**Written problem**
Pick out each line of the records that includes the string "Microsoft", and copy it.
----- Raw records -----
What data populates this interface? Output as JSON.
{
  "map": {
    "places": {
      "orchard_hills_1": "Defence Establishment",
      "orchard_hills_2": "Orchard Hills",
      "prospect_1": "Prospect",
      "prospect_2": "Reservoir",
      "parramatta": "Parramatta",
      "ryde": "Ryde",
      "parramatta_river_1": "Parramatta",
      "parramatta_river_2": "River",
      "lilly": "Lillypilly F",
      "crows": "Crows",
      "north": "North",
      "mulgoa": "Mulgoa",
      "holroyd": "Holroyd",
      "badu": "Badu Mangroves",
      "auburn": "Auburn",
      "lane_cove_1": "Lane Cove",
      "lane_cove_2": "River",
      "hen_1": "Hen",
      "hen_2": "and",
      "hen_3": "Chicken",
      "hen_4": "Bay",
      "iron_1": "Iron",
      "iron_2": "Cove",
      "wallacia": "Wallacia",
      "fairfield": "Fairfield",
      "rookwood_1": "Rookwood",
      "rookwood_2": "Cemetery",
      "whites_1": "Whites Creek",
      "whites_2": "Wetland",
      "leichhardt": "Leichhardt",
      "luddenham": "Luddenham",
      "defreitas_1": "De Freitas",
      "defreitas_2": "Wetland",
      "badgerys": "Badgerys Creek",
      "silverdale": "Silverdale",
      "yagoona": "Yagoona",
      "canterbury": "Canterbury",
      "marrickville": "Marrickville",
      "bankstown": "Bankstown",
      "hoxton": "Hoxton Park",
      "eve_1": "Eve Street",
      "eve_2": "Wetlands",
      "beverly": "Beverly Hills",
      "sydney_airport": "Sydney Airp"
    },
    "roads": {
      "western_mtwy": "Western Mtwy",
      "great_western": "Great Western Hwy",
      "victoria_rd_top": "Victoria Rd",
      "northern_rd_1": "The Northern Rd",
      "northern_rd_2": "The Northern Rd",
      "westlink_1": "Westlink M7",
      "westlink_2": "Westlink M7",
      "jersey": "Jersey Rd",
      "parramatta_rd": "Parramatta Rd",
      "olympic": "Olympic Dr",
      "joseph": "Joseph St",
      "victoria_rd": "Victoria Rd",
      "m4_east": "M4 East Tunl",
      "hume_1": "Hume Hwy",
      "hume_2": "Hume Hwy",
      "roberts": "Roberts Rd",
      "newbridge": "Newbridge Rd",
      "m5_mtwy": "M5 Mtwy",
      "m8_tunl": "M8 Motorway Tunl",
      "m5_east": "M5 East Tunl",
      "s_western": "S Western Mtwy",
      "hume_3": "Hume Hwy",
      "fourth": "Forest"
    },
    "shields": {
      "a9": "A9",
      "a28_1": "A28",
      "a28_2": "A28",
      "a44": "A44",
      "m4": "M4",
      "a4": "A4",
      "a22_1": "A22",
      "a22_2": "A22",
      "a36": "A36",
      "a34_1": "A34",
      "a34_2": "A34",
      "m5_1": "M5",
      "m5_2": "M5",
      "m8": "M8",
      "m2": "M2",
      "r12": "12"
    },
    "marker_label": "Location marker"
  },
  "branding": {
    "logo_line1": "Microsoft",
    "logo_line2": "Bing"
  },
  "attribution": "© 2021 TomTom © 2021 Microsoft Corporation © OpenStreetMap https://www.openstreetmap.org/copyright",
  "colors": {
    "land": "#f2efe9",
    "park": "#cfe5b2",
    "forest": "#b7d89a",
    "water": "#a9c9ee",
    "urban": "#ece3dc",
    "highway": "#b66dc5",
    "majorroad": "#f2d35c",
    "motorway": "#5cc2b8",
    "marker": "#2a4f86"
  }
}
-----
**Response to the exercise**
    "logo_line1": "Microsoft",
  "attribution": "© 2021 TomTom © 2021 Microsoft Corporation © OpenStreetMap https://www.openstreetmap.org/copyright",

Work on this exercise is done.